----- The input -----
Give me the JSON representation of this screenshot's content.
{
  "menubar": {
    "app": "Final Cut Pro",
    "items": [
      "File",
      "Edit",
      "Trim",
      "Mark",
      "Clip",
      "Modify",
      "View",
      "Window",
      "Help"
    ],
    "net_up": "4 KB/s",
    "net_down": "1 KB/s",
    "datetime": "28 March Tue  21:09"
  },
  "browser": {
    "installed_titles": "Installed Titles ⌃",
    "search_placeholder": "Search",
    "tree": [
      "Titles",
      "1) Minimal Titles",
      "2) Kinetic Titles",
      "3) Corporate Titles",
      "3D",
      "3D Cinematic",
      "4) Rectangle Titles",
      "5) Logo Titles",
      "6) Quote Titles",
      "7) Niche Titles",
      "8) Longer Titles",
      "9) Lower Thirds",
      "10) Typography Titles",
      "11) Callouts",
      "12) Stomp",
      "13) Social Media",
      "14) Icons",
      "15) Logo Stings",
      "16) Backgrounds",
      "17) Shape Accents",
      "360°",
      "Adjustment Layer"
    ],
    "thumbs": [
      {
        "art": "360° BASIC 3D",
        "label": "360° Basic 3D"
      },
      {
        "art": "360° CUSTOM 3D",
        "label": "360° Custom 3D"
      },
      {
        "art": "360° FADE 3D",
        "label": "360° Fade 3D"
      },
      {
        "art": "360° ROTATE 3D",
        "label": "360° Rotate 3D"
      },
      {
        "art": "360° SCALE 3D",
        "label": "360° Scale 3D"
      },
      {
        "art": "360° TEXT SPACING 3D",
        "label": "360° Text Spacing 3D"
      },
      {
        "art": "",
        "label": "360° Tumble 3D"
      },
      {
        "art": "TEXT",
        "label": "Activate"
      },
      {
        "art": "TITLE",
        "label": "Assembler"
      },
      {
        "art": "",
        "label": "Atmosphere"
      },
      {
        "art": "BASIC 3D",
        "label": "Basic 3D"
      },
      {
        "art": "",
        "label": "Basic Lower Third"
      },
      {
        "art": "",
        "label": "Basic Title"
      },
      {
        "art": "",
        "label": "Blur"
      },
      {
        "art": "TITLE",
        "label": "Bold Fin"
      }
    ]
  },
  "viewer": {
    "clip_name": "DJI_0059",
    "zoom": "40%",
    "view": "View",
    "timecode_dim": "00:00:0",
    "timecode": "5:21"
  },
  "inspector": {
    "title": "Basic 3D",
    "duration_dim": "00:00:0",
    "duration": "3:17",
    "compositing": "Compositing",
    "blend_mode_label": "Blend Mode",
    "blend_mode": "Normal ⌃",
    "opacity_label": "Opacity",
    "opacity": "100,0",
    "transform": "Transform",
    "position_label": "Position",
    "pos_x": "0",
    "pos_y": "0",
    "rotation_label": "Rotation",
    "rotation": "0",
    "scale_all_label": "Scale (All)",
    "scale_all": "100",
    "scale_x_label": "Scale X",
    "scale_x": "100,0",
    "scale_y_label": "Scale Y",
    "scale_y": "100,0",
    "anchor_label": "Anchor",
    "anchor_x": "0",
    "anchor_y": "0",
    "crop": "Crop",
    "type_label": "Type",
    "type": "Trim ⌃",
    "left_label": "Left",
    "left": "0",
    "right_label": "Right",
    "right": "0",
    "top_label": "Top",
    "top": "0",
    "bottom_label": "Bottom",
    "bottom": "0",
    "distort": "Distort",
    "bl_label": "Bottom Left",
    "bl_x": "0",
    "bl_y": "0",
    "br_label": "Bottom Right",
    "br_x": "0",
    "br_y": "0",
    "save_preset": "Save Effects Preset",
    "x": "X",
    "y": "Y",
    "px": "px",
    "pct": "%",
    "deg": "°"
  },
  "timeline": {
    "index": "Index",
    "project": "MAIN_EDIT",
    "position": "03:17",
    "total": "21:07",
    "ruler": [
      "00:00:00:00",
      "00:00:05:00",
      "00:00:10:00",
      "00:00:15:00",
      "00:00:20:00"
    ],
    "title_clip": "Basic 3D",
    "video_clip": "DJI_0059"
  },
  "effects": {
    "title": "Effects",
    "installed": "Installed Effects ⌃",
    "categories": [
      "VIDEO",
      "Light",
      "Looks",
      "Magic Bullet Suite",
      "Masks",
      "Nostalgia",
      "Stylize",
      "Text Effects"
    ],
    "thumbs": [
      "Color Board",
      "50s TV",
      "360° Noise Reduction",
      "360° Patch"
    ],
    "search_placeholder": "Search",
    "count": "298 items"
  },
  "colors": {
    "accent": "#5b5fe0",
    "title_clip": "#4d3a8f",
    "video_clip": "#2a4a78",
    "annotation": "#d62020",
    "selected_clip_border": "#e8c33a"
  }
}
-----
### Exercise aim
Word for word, write out all of the data above.

### Written solution
Give me the JSON representation of this screenshot's content.
{
  "menubar": {
    "app": "Final Cut Pro",
    "items": [
      "File",
      "Edit",
      "Trim",
      "Mark",
      "Clip",
      "Modify",
      "View",
      "Window",
      "Help"
    ],
    "net_up": "4 KB/s",
    "net_down": "1 KB/s",
    "datetime": "28 March Tue  21:09"
  },
  "browser": {
    "installed_titles": "Installed Titles ⌃",
    "search_placeholder": "Search",
    "tree": [
      "Titles",
      "1) Minimal Titles",
      "2) Kinetic Titles",
      "3) Corporate Titles",
      "3D",
      "3D Cinematic",
      "4) Rectangle Titles",
      "5) Logo Titles",
      "6) Quote Titles",
      "7) Niche Titles",
      "8) Longer Titles",
      "9) Lower Thirds",
      "10) Typography Titles",
      "11) Callouts",
      "12) Stomp",
      "13) Social Media",
      "14) Icons",
      "15) Logo Stings",
      "16) Backgrounds",
      "17) Shape Accents",
      "360°",
      "Adjustment Layer"
    ],
    "thumbs": [
      {
        "art": "360° BASIC 3D",
        "label": "360° Basic 3D"
      },
      {
        "art": "360° CUSTOM 3D",
        "label": "360° Custom 3D"
      },
      {
        "art": "360° FADE 3D",
        "label": "360° Fade 3D"
      },
      {
        "art": "360° ROTATE 3D",
        "label": "360° Rotate 3D"
      },
      {
        "art": "360° SCALE 3D",
        "label": "360° Scale 3D"
      },
      {
        "art": "360° TEXT SPACING 3D",
        "label": "360° Text Spacing 3D"
      },
      {
        "art": "",
        "label": "360° Tumble 3D"
      },
      {
        "art": "TEXT",
        "label": "Activate"
      },
      {
        "art": "TITLE",
        "label": "Assembler"
      },
      {
        "art": "",
        "label": "Atmosphere"
      },
      {
        "art": "BASIC 3D",
        "label": "Basic 3D"
      },
      {
        "art": "",
        "label": "Basic Lower Third"
      },
      {
        "art": "",
        "label": "Basic Title"
      },
      {
        "art": "",
        "label": "Blur"
      },
      {
        "art": "TITLE",
        "label": "Bold Fin"
      }
    ]
  },
  "viewer": {
    "clip_name": "DJI_0059",
    "zoom": "40%",
    "view": "View",
    "timecode_dim": "00:00:0",
    "timecode": "5:21"
  },
  "inspector": {
    "title": "Basic 3D",
    "duration_dim": "00:00:0",
    "duration": "3:17",
    "compositing": "Compositing",
    "blend_mode_label": "Blend Mode",
    "blend_mode": "Normal ⌃",
    "opacity_label": "Opacity",
    "opacity": "100,0",
    "transform": "Transform",
    "position_label": "Position",
    "pos_x": "0",
    "pos_y": "0",
    "rotation_label": "Rotation",
    "rotation": "0",
    "scale_all_label": "Scale (All)",
    "scale_all": "100",
    "scale_x_label": "Scale X",
    "scale_x": "100,0",
    "scale_y_label": "Scale Y",
    "scale_y": "100,0",
    "anchor_label": "Anchor",
    "anchor_x": "0",
    "anchor_y": "0",
    "crop": "Crop",
    "type_label": "Type",
    "type": "Trim ⌃",
    "left_label": "Left",
    "left": "0",
    "right_label": "Right",
    "right": "0",
    "top_label": "Top",
    "top": "0",
    "bottom_label": "Bottom",
    "bottom": "0",
    "distort": "Distort",
    "bl_label": "Bottom Left",
    "bl_x": "0",
    "bl_y": "0",
    "br_label": "Bottom Right",
    "br_x": "0",
    "br_y": "0",
    "save_preset": "Save Effects Preset",
    "x": "X",
    "y": "Y",
    "px": "px",
    "pct": "%",
    "deg": "°"
  },
  "timeline": {
    "index": "Index",
    "project": "MAIN_EDIT",
    "position": "03:17",
    "total": "21:07",
    "ruler": [
      "00:00:00:00",
      "00:00:05:00",
      "00:00:10:00",
      "00:00:15:00",
      "00:00:20:00"
    ],
    "title_clip": "Basic 3D",
    "video_clip": "DJI_0059"
  },
  "effects": {
    "title": "Effects",
    "installed": "Installed Effects ⌃",
    "categories": [
      "VIDEO",
      "Light",
      "Looks",
      "Magic Bullet Suite",
      "Masks",
      "Nostalgia",
      "Stylize",
      "Text Effects"
    ],
    "thumbs": [
      "Color Board",
      "50s TV",
      "360° Noise Reduction",
      "360° Patch"
    ],
    "search_placeholder": "Search",
    "count": "298 items"
  },
  "colors": {
    "accent": "#5b5fe0",
    "title_clip": "#4d3a8f",
    "video_clip": "#2a4a78",
    "annotation": "#d62020",
    "selected_clip_border": "#e8c33a"
  }
}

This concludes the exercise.